_Directive_: Every line that holds the string "Quark" is to be identified and copied.

_Source records_:
__________

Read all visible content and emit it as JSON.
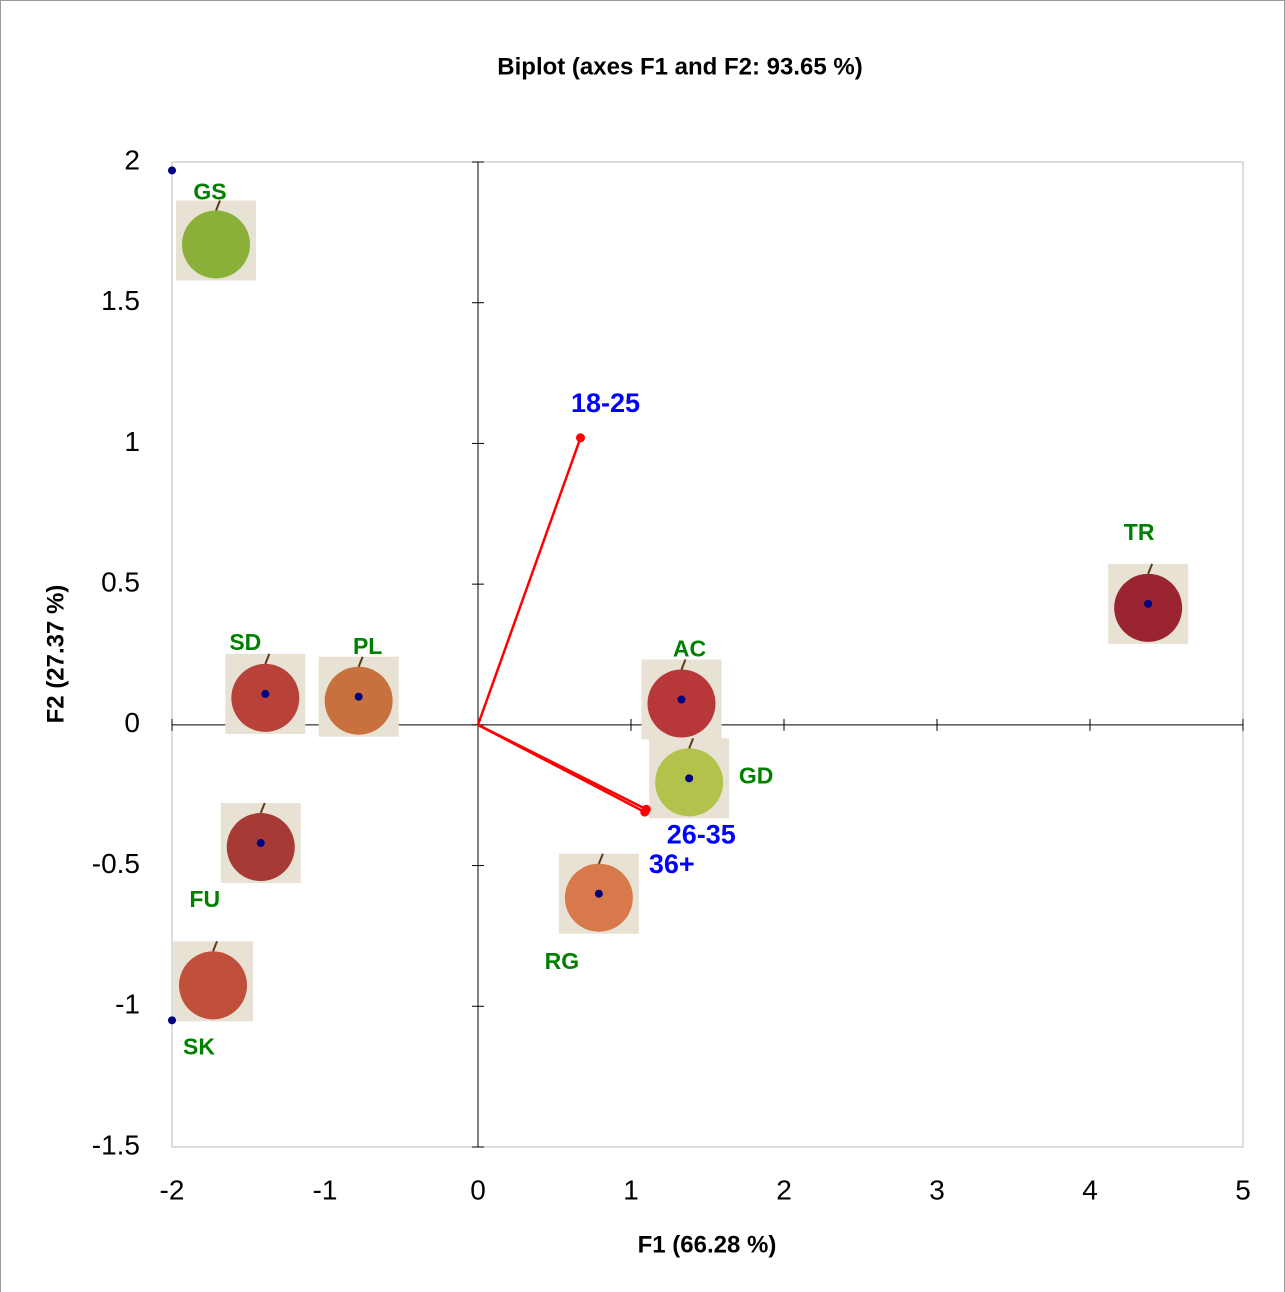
{
  "chart_data": {
    "type": "biplot",
    "title": "Biplot (axes F1 and F2: 93.65 %)",
    "x_label": "F1 (66.28 %)",
    "y_label": "F2 (27.37 %)",
    "xlim": [
      -2,
      5
    ],
    "ylim": [
      -1.5,
      2
    ],
    "xticks": [
      -2,
      -1,
      0,
      1,
      2,
      3,
      4,
      5
    ],
    "yticks": [
      -1.5,
      -1,
      -0.5,
      0,
      0.5,
      1,
      1.5,
      2
    ],
    "grid": false,
    "observations": {
      "labels": [
        "GS",
        "SD",
        "PL",
        "AC",
        "GD",
        "TR",
        "RG",
        "FU",
        "SK"
      ],
      "x": [
        -2,
        -1.39,
        -0.78,
        1.33,
        1.38,
        4.38,
        0.79,
        -1.42,
        -2
      ],
      "y": [
        1.97,
        0.11,
        0.1,
        0.09,
        -0.19,
        0.43,
        -0.6,
        -0.42,
        -1.05
      ],
      "color": "#000080",
      "label_color": "#008000",
      "image_colors": [
        "#8bb03a",
        "#b8423a",
        "#c9703f",
        "#b8383a",
        "#b3c24a",
        "#9a2430",
        "#d8794c",
        "#a83a36",
        "#c0503c"
      ]
    },
    "variables": {
      "labels": [
        "18-25",
        "26-35",
        "36+"
      ],
      "x": [
        0.67,
        1.1,
        1.09
      ],
      "y": [
        1.02,
        -0.3,
        -0.31
      ],
      "color": "#ff0000",
      "label_color": "#0000ff"
    }
  }
}
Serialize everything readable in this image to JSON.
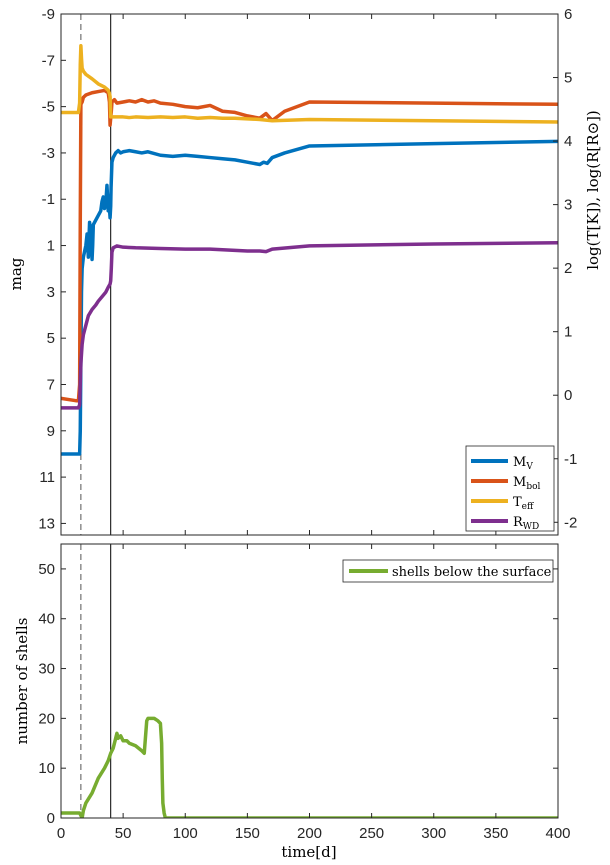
{
  "chart_data": [
    {
      "type": "line",
      "panel": "top",
      "xlim": [
        0,
        400
      ],
      "ylabel": "mag",
      "ylim_left": [
        -9,
        13.5
      ],
      "y_left_reversed": true,
      "y_left_ticks": [
        "-9",
        "-7",
        "-5",
        "-3",
        "-1",
        "1",
        "3",
        "5",
        "7",
        "9",
        "11",
        "13"
      ],
      "y_left_tick_values": [
        -9,
        -7,
        -5,
        -3,
        -1,
        1,
        3,
        5,
        7,
        9,
        11,
        13
      ],
      "ylabel_right": "log(T[K]), log(R[R⊙])",
      "ylim_right": [
        -2.2,
        6
      ],
      "y_right_ticks": [
        "-2",
        "-1",
        "0",
        "1",
        "2",
        "3",
        "4",
        "5",
        "6"
      ],
      "y_right_tick_values": [
        -2,
        -1,
        0,
        1,
        2,
        3,
        4,
        5,
        6
      ],
      "vlines": [
        {
          "x": 16,
          "style": "dashed"
        },
        {
          "x": 40,
          "style": "solid"
        }
      ],
      "legend": {
        "placement": "bottom-right"
      },
      "series": [
        {
          "name": "M",
          "sub": "V",
          "color": "#0072BD",
          "axis": "left",
          "x": [
            0,
            15,
            15.5,
            16,
            16.5,
            17,
            18,
            20,
            21,
            22,
            23,
            24,
            25,
            25.5,
            26,
            28,
            30,
            32,
            33,
            34,
            35,
            36,
            37,
            38,
            39,
            39.5,
            40,
            40.3,
            41,
            42,
            44,
            46,
            48,
            50,
            55,
            60,
            65,
            70,
            80,
            90,
            100,
            110,
            120,
            130,
            140,
            150,
            160,
            163,
            166,
            170,
            180,
            200,
            300,
            400
          ],
          "y": [
            10,
            10,
            9,
            6,
            3,
            2,
            1.5,
            1,
            0.5,
            1.5,
            0,
            0.5,
            1.6,
            1,
            0.1,
            -0.1,
            -0.3,
            -0.5,
            -0.9,
            -1.1,
            -0.6,
            -0.8,
            -1.6,
            -0.5,
            -0.6,
            -0.2,
            -0.7,
            -1.5,
            -2.6,
            -2.8,
            -3.0,
            -3.1,
            -3.0,
            -3.05,
            -3.1,
            -3.05,
            -3.0,
            -3.05,
            -2.9,
            -2.85,
            -2.9,
            -2.85,
            -2.8,
            -2.75,
            -2.7,
            -2.6,
            -2.5,
            -2.6,
            -2.55,
            -2.8,
            -3.0,
            -3.3,
            -3.4,
            -3.5
          ]
        },
        {
          "name": "M",
          "sub": "bol",
          "color": "#D95319",
          "axis": "left",
          "x": [
            0,
            12,
            14,
            15,
            15.5,
            16,
            17,
            18,
            20,
            25,
            30,
            35,
            38,
            39,
            39.5,
            40,
            40.5,
            41,
            43,
            45,
            50,
            55,
            60,
            65,
            70,
            75,
            80,
            90,
            100,
            110,
            120,
            130,
            140,
            150,
            160,
            165,
            170,
            180,
            200,
            300,
            400
          ],
          "y": [
            7.6,
            7.7,
            7.7,
            7.0,
            0,
            -5.1,
            -5.2,
            -5.4,
            -5.5,
            -5.6,
            -5.65,
            -5.7,
            -5.6,
            -5.2,
            -4.2,
            -4.5,
            -4.8,
            -5.2,
            -5.3,
            -5.15,
            -5.2,
            -5.25,
            -5.2,
            -5.3,
            -5.2,
            -5.25,
            -5.15,
            -5.1,
            -5.0,
            -4.95,
            -5.05,
            -4.8,
            -4.75,
            -4.6,
            -4.5,
            -4.7,
            -4.4,
            -4.8,
            -5.2,
            -5.15,
            -5.1
          ]
        },
        {
          "name": "T",
          "sub": "eff",
          "color": "#EDB120",
          "axis": "right",
          "x": [
            0,
            10,
            14,
            15,
            15.5,
            16,
            16.5,
            17,
            18,
            20,
            25,
            30,
            35,
            38,
            39,
            39.5,
            40,
            41,
            45,
            50,
            55,
            60,
            70,
            80,
            90,
            100,
            110,
            120,
            130,
            140,
            150,
            160,
            170,
            200,
            300,
            400
          ],
          "y": [
            4.45,
            4.45,
            4.45,
            4.6,
            5.2,
            5.5,
            5.3,
            5.15,
            5.1,
            5.05,
            4.98,
            4.9,
            4.85,
            4.8,
            4.75,
            4.7,
            4.38,
            4.38,
            4.38,
            4.38,
            4.37,
            4.38,
            4.37,
            4.38,
            4.37,
            4.38,
            4.36,
            4.37,
            4.36,
            4.36,
            4.35,
            4.34,
            4.32,
            4.34,
            4.32,
            4.3
          ]
        },
        {
          "name": "R",
          "sub": "WD",
          "color": "#7E2F8E",
          "axis": "right",
          "x": [
            0,
            14,
            15,
            15.5,
            16,
            17,
            18,
            20,
            22,
            25,
            28,
            30,
            33,
            36,
            38,
            39.5,
            40,
            40.5,
            41,
            42,
            45,
            50,
            60,
            80,
            100,
            120,
            140,
            150,
            160,
            165,
            170,
            200,
            300,
            400
          ],
          "y": [
            -0.2,
            -0.2,
            -0.15,
            0.2,
            0.5,
            0.8,
            0.95,
            1.1,
            1.25,
            1.35,
            1.42,
            1.48,
            1.55,
            1.62,
            1.7,
            1.75,
            1.8,
            2.0,
            2.25,
            2.32,
            2.35,
            2.33,
            2.32,
            2.31,
            2.3,
            2.3,
            2.28,
            2.27,
            2.27,
            2.26,
            2.3,
            2.35,
            2.38,
            2.4
          ]
        }
      ]
    },
    {
      "type": "line",
      "panel": "bottom",
      "xlabel": "time[d]",
      "xlim": [
        0,
        400
      ],
      "x_ticks": [
        "0",
        "50",
        "100",
        "150",
        "200",
        "250",
        "300",
        "350",
        "400"
      ],
      "x_tick_values": [
        0,
        50,
        100,
        150,
        200,
        250,
        300,
        350,
        400
      ],
      "ylabel": "number of shells",
      "ylim": [
        0,
        55
      ],
      "y_ticks": [
        "0",
        "10",
        "20",
        "30",
        "40",
        "50"
      ],
      "y_tick_values": [
        0,
        10,
        20,
        30,
        40,
        50
      ],
      "vlines": [
        {
          "x": 16,
          "style": "dashed"
        },
        {
          "x": 40,
          "style": "solid"
        }
      ],
      "legend": {
        "placement": "top-right"
      },
      "series": [
        {
          "name": "shells below the surface",
          "color": "#77AC30",
          "x": [
            0,
            13,
            14,
            15,
            16,
            17,
            18,
            20,
            25,
            30,
            35,
            38,
            40,
            42,
            44,
            45,
            46,
            48,
            50,
            53,
            55,
            60,
            65,
            67,
            69,
            70,
            72,
            75,
            78,
            80,
            81,
            81.5,
            82,
            83,
            84,
            85,
            90,
            100,
            200,
            300,
            400
          ],
          "y": [
            1,
            1,
            1,
            1,
            0.5,
            0,
            1.5,
            3,
            5,
            8,
            10,
            11.5,
            13,
            14,
            16,
            17,
            16,
            16.5,
            15.5,
            15.5,
            15,
            14.5,
            13.5,
            13,
            19.5,
            20,
            20,
            20,
            19.5,
            19,
            15,
            8,
            3,
            1,
            0,
            0,
            0,
            0,
            0,
            0,
            0
          ]
        }
      ]
    }
  ]
}
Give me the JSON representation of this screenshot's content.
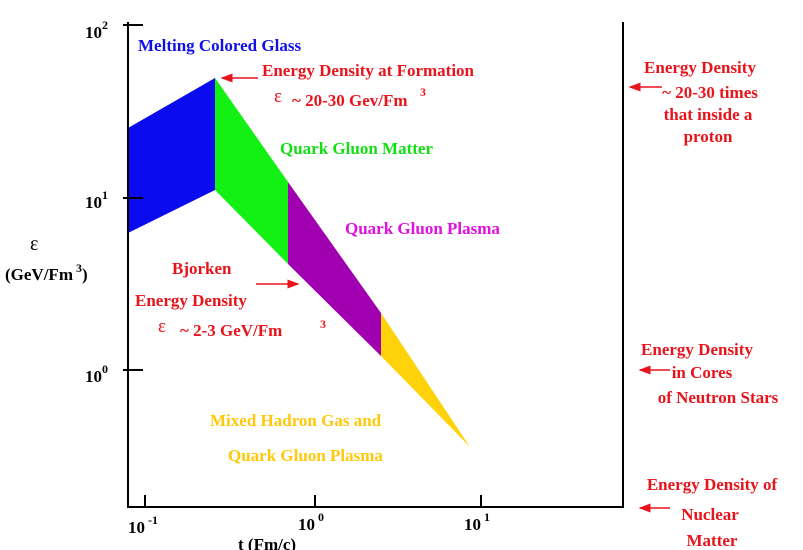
{
  "axes": {
    "y_symbol": "ε",
    "y_unit": "(GeV/Fm",
    "y_unit_sup": "3",
    "y_unit_close": ")",
    "x_label": "t (Fm/c)",
    "y_ticks": [
      {
        "base": "10",
        "exp": "2"
      },
      {
        "base": "10",
        "exp": "1"
      },
      {
        "base": "10",
        "exp": "0"
      }
    ],
    "x_ticks": [
      {
        "base": "10",
        "exp": "-1"
      },
      {
        "base": "10",
        "exp": "0"
      },
      {
        "base": "10",
        "exp": "1"
      }
    ]
  },
  "regions": {
    "glass": "Melting Colored Glass",
    "matter": "Quark Gluon Matter",
    "plasma": "Quark Gluon Plasma",
    "mixed_1": "Mixed Hadron Gas and",
    "mixed_2": "Quark Gluon Plasma"
  },
  "formation": {
    "title": "Energy Density at Formation",
    "symbol": "ε",
    "value": "~ 20-30 Gev/Fm",
    "sup": "3"
  },
  "bjorken": {
    "line1": "Bjorken",
    "line2": "Energy Density",
    "symbol": "ε",
    "value": "~ 2-3 GeV/Fm",
    "sup": "3"
  },
  "right_notes": {
    "proton": [
      "Energy Density",
      "~ 20-30 times",
      "that inside a",
      "proton"
    ],
    "neutron": [
      "Energy Density",
      "in Cores",
      "of Neutron Stars"
    ],
    "nuclear": [
      "Energy Density of",
      "Nuclear",
      "Matter"
    ]
  }
}
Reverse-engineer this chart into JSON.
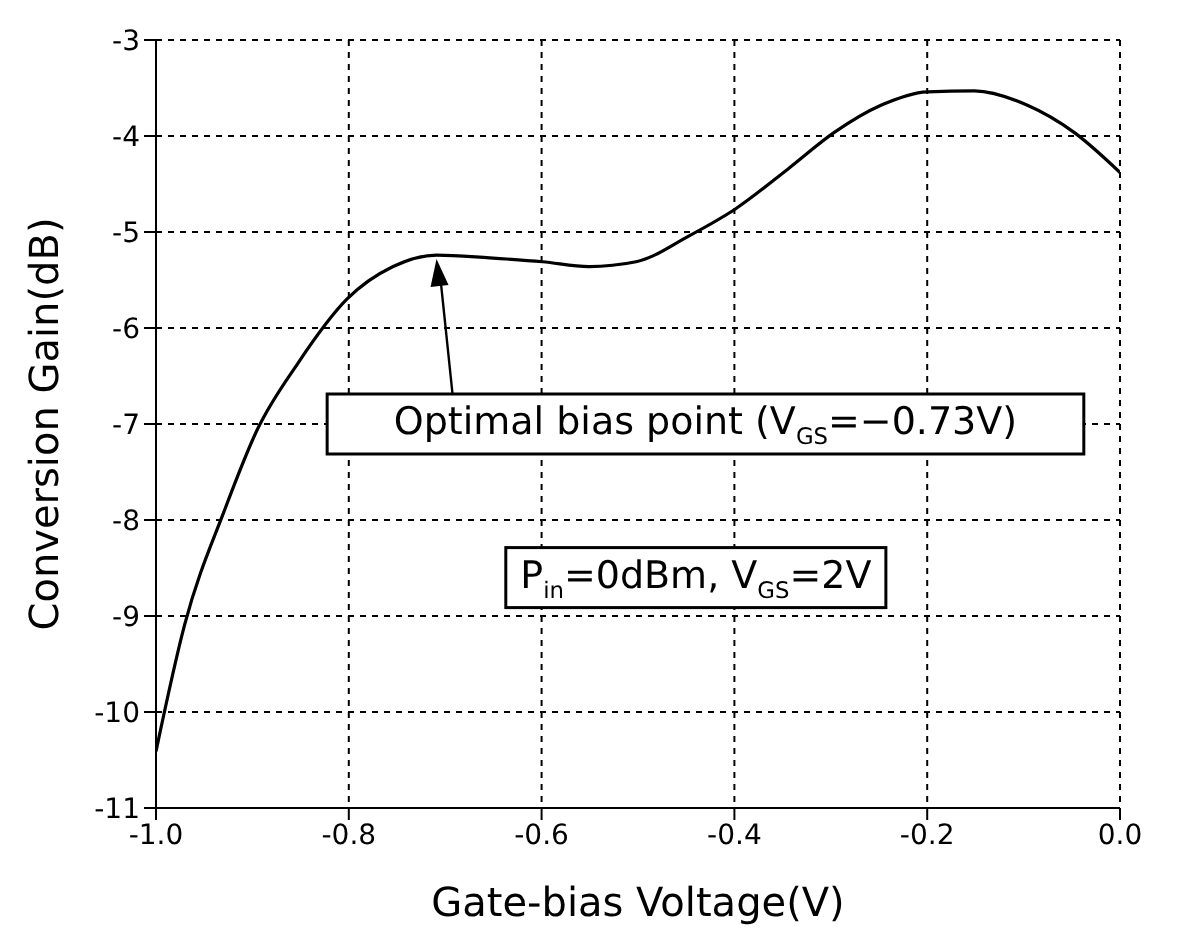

__________

_Written response_:
    "matter": "Quark Gluon Matter",
    "plasma": "Quark Gluon Plasma",
    "mixed_2": "Quark Gluon Plasma"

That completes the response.